* Data for this task *
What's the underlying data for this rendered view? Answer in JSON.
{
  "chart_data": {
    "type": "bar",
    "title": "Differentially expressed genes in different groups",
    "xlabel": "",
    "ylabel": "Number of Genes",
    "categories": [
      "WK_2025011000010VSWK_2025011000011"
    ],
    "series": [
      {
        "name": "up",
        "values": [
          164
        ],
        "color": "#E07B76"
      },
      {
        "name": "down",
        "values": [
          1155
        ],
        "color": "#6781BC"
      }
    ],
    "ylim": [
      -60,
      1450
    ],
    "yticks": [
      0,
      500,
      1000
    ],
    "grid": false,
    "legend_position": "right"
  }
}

* What to work on *
Your answer must be the full listing, restated word for word.

* Answer to this task *
What's the underlying data for this rendered view? Answer in JSON.
{
  "chart_data": {
    "type": "bar",
    "title": "Differentially expressed genes in different groups",
    "xlabel": "",
    "ylabel": "Number of Genes",
    "categories": [
      "WK_2025011000010VSWK_2025011000011"
    ],
    "series": [
      {
        "name": "up",
        "values": [
          164
        ],
        "color": "#E07B76"
      },
      {
        "name": "down",
        "values": [
          1155
        ],
        "color": "#6781BC"
      }
    ],
    "ylim": [
      -60,
      1450
    ],
    "yticks": [
      0,
      500,
      1000
    ],
    "grid": false,
    "legend_position": "right"
  }
}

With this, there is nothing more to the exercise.